Objective>
In the material below, list every line carrying the string "field".

Provided data>
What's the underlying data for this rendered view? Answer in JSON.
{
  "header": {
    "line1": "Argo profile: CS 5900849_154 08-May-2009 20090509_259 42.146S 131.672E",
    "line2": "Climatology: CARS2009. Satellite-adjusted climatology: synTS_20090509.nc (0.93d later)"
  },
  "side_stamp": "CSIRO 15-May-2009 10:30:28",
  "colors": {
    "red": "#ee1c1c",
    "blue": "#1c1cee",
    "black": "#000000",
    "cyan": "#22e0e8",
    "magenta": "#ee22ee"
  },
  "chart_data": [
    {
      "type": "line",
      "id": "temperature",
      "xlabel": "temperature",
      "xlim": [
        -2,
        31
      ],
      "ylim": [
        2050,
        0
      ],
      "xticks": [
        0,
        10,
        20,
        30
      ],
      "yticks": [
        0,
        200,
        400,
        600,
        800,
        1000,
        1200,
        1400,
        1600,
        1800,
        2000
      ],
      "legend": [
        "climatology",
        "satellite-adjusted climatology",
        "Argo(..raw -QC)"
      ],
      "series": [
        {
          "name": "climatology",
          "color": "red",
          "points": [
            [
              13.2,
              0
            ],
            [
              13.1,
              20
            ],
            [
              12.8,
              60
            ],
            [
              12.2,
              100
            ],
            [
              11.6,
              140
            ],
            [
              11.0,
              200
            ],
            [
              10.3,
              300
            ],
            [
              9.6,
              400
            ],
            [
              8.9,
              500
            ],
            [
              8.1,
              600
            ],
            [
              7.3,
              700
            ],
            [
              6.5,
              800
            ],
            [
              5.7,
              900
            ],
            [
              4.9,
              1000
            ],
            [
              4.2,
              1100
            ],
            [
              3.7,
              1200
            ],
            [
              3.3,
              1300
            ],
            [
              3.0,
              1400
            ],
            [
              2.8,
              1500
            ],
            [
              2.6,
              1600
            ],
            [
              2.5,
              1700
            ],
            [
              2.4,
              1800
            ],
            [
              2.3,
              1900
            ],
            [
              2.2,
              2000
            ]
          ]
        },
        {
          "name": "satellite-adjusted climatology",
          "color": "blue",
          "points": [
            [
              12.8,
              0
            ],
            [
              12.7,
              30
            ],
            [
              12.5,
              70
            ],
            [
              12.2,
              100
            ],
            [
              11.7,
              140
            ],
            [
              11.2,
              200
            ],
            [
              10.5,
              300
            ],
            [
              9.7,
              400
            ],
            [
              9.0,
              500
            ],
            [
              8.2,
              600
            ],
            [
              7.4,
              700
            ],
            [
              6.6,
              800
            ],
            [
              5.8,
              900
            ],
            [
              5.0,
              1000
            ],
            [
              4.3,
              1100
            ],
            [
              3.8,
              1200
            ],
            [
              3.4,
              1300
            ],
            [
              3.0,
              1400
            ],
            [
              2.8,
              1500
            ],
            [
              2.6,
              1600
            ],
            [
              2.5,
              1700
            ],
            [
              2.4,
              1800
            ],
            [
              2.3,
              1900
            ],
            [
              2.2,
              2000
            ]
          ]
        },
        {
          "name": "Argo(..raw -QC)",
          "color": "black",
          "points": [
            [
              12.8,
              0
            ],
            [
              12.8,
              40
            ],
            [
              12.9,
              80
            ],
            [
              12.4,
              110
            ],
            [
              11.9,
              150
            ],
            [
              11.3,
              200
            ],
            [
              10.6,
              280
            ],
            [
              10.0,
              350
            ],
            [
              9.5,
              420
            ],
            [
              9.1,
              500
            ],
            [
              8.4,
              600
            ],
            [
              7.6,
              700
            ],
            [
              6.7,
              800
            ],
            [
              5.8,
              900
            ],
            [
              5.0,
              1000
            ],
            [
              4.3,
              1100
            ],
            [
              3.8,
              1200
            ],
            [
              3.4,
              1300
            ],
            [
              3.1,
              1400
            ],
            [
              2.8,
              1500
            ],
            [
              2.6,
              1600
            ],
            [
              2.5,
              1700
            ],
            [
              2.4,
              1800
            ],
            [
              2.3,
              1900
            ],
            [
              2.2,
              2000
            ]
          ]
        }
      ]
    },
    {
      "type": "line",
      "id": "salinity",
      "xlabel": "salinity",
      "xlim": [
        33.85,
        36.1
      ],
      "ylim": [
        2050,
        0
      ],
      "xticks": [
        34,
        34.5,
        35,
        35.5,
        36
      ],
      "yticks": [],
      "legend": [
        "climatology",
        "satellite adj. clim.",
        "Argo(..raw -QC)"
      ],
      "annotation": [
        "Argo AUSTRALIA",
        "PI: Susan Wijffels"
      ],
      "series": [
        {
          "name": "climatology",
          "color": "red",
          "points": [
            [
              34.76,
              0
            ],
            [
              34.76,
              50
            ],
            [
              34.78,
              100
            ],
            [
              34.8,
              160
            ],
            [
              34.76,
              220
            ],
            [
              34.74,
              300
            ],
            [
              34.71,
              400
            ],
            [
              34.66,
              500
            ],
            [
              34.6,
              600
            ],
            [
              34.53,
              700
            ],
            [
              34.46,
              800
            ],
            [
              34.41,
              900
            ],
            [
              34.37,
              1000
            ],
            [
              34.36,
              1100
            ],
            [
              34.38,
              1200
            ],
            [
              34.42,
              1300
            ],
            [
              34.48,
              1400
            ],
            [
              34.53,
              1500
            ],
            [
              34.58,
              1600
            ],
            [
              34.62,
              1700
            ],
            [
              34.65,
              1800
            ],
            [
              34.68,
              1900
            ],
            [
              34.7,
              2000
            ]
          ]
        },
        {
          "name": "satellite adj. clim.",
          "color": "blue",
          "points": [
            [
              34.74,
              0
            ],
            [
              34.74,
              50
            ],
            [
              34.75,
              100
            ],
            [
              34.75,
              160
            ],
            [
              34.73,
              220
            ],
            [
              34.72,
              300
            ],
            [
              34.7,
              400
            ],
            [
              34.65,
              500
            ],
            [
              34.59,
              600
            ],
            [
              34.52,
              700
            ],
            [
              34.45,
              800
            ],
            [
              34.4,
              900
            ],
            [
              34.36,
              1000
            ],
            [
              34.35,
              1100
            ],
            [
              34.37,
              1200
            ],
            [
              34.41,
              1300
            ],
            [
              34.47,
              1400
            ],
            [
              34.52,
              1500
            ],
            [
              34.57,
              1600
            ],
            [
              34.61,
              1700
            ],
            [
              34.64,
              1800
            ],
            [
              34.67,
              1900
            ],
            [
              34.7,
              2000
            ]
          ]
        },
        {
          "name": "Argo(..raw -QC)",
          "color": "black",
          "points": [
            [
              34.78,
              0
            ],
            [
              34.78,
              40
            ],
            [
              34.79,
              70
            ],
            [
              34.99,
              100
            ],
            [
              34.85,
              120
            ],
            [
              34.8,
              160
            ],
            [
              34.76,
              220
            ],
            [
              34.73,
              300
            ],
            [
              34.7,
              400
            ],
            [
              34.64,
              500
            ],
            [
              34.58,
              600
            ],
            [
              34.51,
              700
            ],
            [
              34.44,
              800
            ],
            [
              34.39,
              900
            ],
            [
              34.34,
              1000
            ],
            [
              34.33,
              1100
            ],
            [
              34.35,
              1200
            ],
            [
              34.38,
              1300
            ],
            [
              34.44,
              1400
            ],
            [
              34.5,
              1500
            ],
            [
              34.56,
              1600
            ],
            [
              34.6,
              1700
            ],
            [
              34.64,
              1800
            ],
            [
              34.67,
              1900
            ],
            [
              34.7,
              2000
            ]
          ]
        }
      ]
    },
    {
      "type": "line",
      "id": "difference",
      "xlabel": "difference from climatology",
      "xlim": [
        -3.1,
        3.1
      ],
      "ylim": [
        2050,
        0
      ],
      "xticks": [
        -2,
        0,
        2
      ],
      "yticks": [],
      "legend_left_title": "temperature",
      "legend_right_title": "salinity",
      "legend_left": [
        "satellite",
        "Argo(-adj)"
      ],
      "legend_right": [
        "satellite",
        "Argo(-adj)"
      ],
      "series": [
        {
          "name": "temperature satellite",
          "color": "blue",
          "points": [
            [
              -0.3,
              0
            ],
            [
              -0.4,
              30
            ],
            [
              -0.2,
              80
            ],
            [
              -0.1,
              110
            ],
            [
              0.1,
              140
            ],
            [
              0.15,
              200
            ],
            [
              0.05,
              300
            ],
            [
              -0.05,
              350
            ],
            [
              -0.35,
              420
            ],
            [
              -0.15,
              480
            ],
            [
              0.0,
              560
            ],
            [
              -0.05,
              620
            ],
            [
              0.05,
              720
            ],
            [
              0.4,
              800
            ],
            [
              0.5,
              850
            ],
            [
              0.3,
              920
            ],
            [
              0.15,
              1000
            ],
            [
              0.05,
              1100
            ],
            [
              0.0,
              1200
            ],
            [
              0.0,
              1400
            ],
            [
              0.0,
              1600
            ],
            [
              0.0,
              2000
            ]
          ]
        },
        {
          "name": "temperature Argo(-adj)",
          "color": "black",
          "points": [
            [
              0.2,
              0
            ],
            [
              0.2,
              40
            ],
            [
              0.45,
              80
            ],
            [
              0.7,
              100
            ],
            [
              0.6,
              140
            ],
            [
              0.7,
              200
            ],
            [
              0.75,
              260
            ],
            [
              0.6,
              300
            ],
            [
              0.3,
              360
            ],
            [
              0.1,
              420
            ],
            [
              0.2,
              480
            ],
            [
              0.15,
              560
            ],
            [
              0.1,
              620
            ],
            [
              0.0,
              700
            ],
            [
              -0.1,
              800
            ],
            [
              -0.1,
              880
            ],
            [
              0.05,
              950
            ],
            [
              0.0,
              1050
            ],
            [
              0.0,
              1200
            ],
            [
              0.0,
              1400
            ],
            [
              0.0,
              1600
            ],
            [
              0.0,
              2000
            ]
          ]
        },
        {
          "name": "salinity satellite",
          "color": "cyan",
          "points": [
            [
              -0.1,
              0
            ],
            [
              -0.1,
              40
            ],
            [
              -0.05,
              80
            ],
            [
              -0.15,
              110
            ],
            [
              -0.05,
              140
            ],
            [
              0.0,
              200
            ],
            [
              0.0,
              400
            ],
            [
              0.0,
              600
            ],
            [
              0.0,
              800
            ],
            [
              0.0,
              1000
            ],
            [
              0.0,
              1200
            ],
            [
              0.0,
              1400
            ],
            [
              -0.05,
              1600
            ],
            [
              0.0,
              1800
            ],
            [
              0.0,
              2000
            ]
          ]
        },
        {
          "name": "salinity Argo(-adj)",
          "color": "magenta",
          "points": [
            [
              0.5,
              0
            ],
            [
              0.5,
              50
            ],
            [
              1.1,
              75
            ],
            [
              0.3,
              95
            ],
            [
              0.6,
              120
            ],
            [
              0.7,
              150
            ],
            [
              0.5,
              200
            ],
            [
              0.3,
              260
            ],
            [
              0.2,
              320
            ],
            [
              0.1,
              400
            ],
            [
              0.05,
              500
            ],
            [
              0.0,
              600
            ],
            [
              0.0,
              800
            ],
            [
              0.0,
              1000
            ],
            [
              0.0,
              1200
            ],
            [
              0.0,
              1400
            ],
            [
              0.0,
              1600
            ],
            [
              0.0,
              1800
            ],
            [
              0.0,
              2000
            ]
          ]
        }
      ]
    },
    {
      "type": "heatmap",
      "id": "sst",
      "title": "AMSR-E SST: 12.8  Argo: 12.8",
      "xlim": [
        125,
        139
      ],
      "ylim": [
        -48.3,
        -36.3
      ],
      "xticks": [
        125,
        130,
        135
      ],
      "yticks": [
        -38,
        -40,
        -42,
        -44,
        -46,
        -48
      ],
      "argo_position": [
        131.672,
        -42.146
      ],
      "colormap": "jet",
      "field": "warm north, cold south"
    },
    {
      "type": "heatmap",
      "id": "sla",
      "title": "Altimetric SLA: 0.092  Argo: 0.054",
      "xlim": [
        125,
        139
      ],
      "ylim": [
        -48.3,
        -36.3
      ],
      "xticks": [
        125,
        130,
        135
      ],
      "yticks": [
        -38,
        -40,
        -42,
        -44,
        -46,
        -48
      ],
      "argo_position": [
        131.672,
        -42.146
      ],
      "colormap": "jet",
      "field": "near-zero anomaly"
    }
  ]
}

Written answer>
      "field": "warm north, cold south"
      "field": "near-zero anomaly"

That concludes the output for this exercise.